● **Work to be completed**: In the entries below, how many lines hold the string "JSON"? Give only the number.

** start of Record list **

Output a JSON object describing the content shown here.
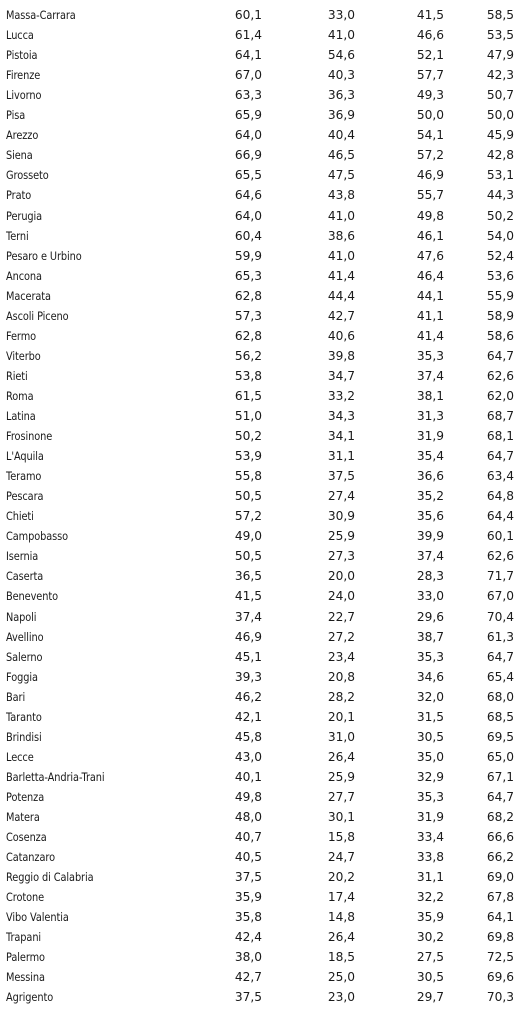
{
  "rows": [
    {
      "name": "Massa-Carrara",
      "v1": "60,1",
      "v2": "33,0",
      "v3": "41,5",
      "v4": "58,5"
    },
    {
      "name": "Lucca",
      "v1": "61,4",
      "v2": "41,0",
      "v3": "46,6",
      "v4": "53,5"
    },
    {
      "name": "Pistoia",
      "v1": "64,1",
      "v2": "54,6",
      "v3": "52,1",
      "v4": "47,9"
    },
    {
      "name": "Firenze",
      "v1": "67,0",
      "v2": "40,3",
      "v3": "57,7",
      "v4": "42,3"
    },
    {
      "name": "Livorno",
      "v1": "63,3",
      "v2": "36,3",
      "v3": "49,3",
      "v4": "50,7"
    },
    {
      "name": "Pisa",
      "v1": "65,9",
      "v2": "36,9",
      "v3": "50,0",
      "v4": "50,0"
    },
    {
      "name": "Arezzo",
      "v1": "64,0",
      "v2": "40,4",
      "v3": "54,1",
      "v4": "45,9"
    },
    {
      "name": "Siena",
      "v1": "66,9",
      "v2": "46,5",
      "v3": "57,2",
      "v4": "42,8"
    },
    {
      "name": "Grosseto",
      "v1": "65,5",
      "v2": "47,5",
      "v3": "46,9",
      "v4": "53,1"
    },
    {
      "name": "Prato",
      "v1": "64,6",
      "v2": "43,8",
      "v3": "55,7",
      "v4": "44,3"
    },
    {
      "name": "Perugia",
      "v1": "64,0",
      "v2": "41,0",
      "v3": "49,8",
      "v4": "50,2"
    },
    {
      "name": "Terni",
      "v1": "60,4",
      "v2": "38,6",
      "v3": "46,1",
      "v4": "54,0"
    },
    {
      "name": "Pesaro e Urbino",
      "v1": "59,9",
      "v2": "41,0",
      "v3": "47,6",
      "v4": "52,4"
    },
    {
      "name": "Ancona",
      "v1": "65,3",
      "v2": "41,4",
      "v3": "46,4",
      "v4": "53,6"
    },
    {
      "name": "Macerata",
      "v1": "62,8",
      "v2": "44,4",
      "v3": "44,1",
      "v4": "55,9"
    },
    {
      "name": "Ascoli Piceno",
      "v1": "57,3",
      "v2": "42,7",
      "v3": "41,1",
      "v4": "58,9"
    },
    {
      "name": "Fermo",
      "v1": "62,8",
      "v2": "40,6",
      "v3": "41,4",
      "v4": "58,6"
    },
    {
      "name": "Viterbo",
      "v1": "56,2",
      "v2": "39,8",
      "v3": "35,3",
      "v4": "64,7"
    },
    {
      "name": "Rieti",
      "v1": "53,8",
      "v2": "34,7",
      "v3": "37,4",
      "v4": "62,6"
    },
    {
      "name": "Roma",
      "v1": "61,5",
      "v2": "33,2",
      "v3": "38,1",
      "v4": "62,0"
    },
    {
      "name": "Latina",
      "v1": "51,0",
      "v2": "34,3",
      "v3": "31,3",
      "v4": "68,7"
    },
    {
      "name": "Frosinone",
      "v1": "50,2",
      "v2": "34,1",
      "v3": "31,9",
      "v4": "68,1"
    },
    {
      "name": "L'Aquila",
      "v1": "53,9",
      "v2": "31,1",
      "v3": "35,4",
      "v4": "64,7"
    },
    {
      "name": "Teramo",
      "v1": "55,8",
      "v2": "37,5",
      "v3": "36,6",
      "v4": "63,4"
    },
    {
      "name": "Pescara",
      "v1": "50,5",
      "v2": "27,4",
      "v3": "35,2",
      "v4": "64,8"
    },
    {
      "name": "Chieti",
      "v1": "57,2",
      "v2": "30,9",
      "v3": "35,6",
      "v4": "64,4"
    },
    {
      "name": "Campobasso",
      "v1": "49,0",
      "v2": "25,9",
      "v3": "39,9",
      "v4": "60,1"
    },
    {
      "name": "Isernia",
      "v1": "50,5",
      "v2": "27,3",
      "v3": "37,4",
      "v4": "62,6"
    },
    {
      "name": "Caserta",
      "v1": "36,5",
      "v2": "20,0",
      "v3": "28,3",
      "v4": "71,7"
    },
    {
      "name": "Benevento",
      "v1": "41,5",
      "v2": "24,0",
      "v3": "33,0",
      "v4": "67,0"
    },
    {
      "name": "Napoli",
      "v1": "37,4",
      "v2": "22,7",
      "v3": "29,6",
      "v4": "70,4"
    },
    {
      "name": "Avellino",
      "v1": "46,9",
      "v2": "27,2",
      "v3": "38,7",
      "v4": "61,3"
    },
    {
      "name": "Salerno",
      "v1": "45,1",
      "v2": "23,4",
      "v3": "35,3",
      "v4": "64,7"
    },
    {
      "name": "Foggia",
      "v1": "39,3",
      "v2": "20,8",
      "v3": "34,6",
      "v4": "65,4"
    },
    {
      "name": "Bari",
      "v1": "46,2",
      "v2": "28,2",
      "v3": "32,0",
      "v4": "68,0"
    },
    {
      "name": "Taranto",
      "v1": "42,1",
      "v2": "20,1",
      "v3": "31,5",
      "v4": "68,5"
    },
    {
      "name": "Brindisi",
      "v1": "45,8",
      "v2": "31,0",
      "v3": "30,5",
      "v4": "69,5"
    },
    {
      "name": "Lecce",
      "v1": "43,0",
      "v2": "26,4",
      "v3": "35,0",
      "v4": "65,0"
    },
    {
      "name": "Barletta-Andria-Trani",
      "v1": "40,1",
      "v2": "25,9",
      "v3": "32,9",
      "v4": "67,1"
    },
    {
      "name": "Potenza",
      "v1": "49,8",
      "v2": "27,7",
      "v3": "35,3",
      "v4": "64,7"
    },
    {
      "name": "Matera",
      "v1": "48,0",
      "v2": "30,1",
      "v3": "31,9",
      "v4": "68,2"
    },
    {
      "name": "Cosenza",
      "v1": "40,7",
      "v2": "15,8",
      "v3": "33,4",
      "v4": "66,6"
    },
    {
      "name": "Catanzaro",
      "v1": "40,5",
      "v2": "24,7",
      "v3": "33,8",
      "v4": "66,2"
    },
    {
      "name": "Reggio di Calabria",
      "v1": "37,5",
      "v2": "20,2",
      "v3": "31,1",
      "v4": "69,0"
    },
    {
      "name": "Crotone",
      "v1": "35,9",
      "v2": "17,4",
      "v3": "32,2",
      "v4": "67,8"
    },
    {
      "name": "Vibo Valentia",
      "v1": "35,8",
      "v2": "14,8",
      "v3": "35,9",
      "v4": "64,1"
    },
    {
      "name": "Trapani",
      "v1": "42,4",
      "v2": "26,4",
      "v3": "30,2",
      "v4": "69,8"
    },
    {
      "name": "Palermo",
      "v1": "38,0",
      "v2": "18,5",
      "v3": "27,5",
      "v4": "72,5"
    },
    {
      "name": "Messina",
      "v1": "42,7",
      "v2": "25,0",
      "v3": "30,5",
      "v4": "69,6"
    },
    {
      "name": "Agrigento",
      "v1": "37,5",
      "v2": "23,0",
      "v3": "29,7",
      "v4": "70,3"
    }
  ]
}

** end of Record list **
** start of Record list **

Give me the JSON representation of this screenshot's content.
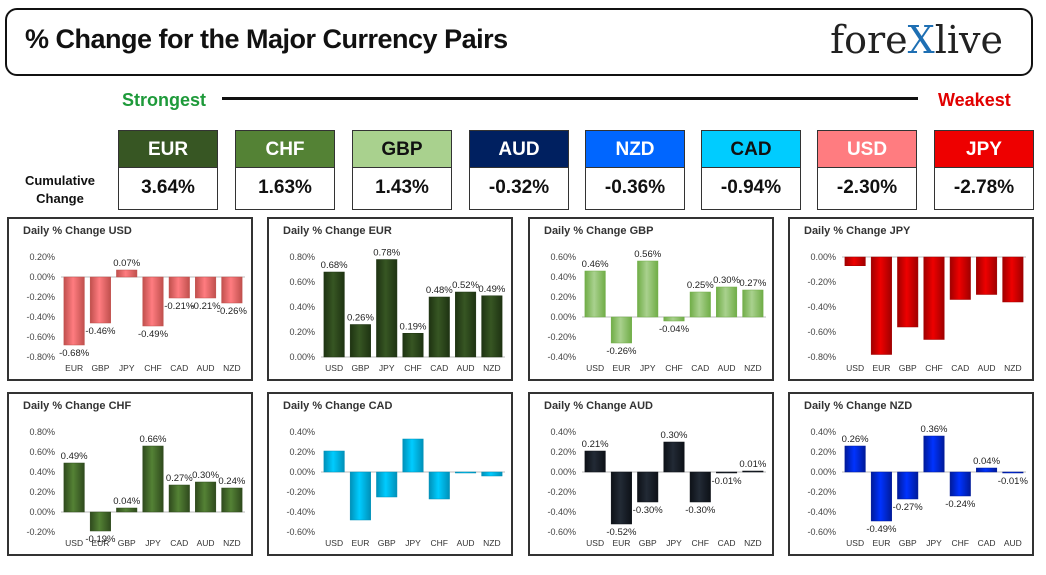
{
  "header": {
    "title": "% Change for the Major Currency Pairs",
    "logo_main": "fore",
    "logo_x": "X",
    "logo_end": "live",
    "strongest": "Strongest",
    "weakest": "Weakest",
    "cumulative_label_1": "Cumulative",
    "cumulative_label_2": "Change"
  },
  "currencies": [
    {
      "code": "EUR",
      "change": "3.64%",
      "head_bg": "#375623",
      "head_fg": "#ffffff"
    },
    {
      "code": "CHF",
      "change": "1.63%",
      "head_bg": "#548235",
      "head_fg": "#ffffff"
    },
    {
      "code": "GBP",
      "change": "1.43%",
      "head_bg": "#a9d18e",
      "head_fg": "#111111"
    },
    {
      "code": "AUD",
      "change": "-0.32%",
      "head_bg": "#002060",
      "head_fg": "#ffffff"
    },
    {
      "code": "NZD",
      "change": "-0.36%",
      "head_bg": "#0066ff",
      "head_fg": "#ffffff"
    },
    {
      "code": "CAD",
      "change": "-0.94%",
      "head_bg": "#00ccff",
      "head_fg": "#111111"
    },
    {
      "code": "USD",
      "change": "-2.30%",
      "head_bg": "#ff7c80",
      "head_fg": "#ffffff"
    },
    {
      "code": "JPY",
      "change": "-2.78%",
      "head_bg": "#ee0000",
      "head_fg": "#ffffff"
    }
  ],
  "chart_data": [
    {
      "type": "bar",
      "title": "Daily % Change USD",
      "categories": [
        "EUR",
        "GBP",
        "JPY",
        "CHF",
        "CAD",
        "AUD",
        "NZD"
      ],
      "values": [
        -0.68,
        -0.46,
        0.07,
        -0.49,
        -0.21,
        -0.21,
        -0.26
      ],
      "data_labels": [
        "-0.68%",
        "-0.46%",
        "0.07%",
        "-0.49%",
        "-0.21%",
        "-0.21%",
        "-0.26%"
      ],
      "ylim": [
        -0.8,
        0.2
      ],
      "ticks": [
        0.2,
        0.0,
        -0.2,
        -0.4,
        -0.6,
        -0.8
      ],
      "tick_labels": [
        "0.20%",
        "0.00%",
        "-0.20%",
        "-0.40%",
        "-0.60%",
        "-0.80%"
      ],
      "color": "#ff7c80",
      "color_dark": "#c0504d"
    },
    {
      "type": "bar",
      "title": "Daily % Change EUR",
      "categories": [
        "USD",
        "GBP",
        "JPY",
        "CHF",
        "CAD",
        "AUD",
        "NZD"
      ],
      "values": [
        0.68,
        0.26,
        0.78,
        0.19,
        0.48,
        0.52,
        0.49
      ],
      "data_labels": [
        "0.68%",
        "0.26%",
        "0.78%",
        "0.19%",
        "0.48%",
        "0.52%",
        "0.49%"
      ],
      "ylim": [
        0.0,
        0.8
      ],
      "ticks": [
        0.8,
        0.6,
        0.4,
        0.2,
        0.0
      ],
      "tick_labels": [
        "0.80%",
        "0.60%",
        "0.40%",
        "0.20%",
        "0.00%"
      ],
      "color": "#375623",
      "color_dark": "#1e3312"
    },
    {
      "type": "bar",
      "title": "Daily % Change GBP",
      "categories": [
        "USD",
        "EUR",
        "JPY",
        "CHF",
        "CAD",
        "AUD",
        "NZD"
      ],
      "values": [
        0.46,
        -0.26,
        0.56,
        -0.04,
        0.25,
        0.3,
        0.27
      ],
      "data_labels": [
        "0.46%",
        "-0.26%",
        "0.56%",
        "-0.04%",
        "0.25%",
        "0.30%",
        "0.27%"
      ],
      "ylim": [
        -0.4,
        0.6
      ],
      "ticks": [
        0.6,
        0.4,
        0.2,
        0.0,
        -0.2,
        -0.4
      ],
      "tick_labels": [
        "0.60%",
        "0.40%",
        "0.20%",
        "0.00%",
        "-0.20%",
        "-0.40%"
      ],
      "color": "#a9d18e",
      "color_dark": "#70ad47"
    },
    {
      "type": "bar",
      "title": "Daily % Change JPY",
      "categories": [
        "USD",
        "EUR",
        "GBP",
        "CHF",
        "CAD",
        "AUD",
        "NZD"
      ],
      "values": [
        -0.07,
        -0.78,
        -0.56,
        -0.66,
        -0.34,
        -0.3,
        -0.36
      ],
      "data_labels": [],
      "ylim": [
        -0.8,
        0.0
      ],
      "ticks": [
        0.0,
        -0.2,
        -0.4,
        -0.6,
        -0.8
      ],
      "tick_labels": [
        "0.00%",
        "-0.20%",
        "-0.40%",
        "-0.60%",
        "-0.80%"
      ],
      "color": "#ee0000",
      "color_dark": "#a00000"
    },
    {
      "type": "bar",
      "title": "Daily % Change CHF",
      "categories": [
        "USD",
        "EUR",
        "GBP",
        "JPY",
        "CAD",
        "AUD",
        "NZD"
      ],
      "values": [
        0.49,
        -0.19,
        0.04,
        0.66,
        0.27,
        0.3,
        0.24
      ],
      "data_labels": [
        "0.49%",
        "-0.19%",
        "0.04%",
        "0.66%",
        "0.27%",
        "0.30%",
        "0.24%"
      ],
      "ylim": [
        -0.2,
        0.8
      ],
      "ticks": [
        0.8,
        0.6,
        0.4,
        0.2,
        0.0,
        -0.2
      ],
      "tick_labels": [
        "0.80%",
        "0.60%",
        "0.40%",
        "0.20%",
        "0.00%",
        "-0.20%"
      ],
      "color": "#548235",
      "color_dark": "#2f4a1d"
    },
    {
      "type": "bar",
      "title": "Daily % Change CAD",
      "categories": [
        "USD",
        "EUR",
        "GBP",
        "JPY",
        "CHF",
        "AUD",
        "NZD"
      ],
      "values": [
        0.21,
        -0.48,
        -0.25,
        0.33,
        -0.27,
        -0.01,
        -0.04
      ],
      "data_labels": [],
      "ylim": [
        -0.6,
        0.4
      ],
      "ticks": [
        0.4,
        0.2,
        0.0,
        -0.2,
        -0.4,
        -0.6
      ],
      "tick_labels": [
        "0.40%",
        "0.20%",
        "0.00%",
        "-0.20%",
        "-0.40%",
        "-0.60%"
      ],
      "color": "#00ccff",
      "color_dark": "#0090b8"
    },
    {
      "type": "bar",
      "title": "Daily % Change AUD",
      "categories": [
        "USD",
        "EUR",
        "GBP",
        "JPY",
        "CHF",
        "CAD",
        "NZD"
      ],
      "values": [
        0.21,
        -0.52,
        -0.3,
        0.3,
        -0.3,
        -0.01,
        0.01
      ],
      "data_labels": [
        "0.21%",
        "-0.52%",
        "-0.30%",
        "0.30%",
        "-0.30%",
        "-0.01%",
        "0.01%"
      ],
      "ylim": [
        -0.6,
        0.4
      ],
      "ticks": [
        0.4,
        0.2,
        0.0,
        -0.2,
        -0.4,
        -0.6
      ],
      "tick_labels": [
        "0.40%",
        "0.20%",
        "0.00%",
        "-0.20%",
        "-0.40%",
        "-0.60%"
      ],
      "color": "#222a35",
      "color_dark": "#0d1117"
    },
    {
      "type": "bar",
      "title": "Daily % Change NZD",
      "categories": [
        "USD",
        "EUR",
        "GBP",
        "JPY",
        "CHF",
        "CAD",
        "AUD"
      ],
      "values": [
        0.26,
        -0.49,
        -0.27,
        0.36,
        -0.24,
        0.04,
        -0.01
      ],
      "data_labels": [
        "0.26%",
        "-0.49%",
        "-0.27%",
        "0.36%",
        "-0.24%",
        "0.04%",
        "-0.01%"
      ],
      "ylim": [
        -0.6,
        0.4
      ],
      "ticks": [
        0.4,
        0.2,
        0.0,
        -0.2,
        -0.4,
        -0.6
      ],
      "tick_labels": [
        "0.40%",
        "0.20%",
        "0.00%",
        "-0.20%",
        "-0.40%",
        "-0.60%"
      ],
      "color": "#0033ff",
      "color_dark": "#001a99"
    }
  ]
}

** end of Record list **

● **Answer to the task**: 2